→ **WHAT IS BEING ASKED**
Render every entry verbatim.

-- START --

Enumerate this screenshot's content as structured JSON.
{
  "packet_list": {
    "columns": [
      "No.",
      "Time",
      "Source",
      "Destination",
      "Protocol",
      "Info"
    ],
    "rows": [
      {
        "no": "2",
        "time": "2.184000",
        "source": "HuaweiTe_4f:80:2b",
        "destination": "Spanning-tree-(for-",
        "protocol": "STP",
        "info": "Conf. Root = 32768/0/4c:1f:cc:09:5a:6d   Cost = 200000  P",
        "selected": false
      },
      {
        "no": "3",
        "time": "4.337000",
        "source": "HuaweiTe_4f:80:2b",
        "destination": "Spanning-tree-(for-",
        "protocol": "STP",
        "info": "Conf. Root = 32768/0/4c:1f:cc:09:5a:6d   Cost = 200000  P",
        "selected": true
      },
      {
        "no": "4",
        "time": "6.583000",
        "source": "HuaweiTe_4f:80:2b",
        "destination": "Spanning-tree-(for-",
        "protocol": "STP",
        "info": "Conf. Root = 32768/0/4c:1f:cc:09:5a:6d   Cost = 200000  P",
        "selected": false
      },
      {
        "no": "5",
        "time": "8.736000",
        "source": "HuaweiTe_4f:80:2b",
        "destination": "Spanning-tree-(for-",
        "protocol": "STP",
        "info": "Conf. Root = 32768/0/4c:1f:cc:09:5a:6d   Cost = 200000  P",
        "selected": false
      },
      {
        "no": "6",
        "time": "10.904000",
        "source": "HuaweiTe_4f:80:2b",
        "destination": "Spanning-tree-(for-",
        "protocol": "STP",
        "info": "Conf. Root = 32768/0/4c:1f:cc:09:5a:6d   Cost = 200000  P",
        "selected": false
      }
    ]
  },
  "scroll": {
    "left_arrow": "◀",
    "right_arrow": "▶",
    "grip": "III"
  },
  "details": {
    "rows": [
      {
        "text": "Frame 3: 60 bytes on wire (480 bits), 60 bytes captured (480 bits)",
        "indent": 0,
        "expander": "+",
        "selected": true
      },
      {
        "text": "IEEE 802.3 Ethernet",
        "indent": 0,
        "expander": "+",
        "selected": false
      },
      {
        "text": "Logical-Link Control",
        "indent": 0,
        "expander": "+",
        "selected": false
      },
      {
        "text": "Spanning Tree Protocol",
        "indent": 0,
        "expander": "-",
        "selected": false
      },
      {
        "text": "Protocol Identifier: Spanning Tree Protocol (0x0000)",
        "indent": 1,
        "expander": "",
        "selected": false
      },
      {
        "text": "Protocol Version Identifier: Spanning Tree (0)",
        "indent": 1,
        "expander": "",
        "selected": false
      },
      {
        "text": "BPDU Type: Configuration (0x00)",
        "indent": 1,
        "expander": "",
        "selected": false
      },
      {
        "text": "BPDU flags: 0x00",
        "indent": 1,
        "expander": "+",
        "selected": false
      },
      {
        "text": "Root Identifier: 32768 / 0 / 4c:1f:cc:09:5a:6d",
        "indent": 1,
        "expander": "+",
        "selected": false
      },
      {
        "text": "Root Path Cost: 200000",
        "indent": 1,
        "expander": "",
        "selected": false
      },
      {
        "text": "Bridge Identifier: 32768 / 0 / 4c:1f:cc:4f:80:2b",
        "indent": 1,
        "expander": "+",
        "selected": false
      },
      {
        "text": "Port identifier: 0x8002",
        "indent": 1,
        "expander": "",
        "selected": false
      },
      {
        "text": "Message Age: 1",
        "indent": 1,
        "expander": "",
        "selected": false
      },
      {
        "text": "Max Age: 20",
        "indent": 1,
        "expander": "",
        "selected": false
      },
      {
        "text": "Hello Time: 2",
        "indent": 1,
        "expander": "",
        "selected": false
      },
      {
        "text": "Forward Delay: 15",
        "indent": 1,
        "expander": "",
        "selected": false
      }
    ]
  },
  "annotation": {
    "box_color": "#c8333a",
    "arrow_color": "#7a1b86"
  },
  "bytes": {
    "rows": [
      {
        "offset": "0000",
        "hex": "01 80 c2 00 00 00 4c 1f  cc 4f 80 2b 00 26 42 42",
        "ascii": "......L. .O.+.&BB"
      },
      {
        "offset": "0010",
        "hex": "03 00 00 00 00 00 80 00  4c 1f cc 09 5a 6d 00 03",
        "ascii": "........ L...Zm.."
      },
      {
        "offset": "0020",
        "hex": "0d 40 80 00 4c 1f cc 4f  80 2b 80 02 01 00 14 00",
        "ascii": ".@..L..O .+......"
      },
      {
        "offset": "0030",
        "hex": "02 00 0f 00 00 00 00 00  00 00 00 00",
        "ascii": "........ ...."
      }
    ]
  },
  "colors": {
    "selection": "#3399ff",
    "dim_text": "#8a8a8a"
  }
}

-- END --

→ **WORKED SOLUTION**
Enumerate this screenshot's content as structured JSON.
{
  "packet_list": {
    "columns": [
      "No.",
      "Time",
      "Source",
      "Destination",
      "Protocol",
      "Info"
    ],
    "rows": [
      {
        "no": "2",
        "time": "2.184000",
        "source": "HuaweiTe_4f:80:2b",
        "destination": "Spanning-tree-(for-",
        "protocol": "STP",
        "info": "Conf. Root = 32768/0/4c:1f:cc:09:5a:6d   Cost = 200000  P",
        "selected": false
      },
      {
        "no": "3",
        "time": "4.337000",
        "source": "HuaweiTe_4f:80:2b",
        "destination": "Spanning-tree-(for-",
        "protocol": "STP",
        "info": "Conf. Root = 32768/0/4c:1f:cc:09:5a:6d   Cost = 200000  P",
        "selected": true
      },
      {
        "no": "4",
        "time": "6.583000",
        "source": "HuaweiTe_4f:80:2b",
        "destination": "Spanning-tree-(for-",
        "protocol": "STP",
        "info": "Conf. Root = 32768/0/4c:1f:cc:09:5a:6d   Cost = 200000  P",
        "selected": false
      },
      {
        "no": "5",
        "time": "8.736000",
        "source": "HuaweiTe_4f:80:2b",
        "destination": "Spanning-tree-(for-",
        "protocol": "STP",
        "info": "Conf. Root = 32768/0/4c:1f:cc:09:5a:6d   Cost = 200000  P",
        "selected": false
      },
      {
        "no": "6",
        "time": "10.904000",
        "source": "HuaweiTe_4f:80:2b",
        "destination": "Spanning-tree-(for-",
        "protocol": "STP",
        "info": "Conf. Root = 32768/0/4c:1f:cc:09:5a:6d   Cost = 200000  P",
        "selected": false
      }
    ]
  },
  "scroll": {
    "left_arrow": "◀",
    "right_arrow": "▶",
    "grip": "III"
  },
  "details": {
    "rows": [
      {
        "text": "Frame 3: 60 bytes on wire (480 bits), 60 bytes captured (480 bits)",
        "indent": 0,
        "expander": "+",
        "selected": true
      },
      {
        "text": "IEEE 802.3 Ethernet",
        "indent": 0,
        "expander": "+",
        "selected": false
      },
      {
        "text": "Logical-Link Control",
        "indent": 0,
        "expander": "+",
        "selected": false
      },
      {
        "text": "Spanning Tree Protocol",
        "indent": 0,
        "expander": "-",
        "selected": false
      },
      {
        "text": "Protocol Identifier: Spanning Tree Protocol (0x0000)",
        "indent": 1,
        "expander": "",
        "selected": false
      },
      {
        "text": "Protocol Version Identifier: Spanning Tree (0)",
        "indent": 1,
        "expander": "",
        "selected": false
      },
      {
        "text": "BPDU Type: Configuration (0x00)",
        "indent": 1,
        "expander": "",
        "selected": false
      },
      {
        "text": "BPDU flags: 0x00",
        "indent": 1,
        "expander": "+",
        "selected": false
      },
      {
        "text": "Root Identifier: 32768 / 0 / 4c:1f:cc:09:5a:6d",
        "indent": 1,
        "expander": "+",
        "selected": false
      },
      {
        "text": "Root Path Cost: 200000",
        "indent": 1,
        "expander": "",
        "selected": false
      },
      {
        "text": "Bridge Identifier: 32768 / 0 / 4c:1f:cc:4f:80:2b",
        "indent": 1,
        "expander": "+",
        "selected": false
      },
      {
        "text": "Port identifier: 0x8002",
        "indent": 1,
        "expander": "",
        "selected": false
      },
      {
        "text": "Message Age: 1",
        "indent": 1,
        "expander": "",
        "selected": false
      },
      {
        "text": "Max Age: 20",
        "indent": 1,
        "expander": "",
        "selected": false
      },
      {
        "text": "Hello Time: 2",
        "indent": 1,
        "expander": "",
        "selected": false
      },
      {
        "text": "Forward Delay: 15",
        "indent": 1,
        "expander": "",
        "selected": false
      }
    ]
  },
  "annotation": {
    "box_color": "#c8333a",
    "arrow_color": "#7a1b86"
  },
  "bytes": {
    "rows": [
      {
        "offset": "0000",
        "hex": "01 80 c2 00 00 00 4c 1f  cc 4f 80 2b 00 26 42 42",
        "ascii": "......L. .O.+.&BB"
      },
      {
        "offset": "0010",
        "hex": "03 00 00 00 00 00 80 00  4c 1f cc 09 5a 6d 00 03",
        "ascii": "........ L...Zm.."
      },
      {
        "offset": "0020",
        "hex": "0d 40 80 00 4c 1f cc 4f  80 2b 80 02 01 00 14 00",
        "ascii": ".@..L..O .+......"
      },
      {
        "offset": "0030",
        "hex": "02 00 0f 00 00 00 00 00  00 00 00 00",
        "ascii": "........ ...."
      }
    ]
  },
  "colors": {
    "selection": "#3399ff",
    "dim_text": "#8a8a8a"
  }
}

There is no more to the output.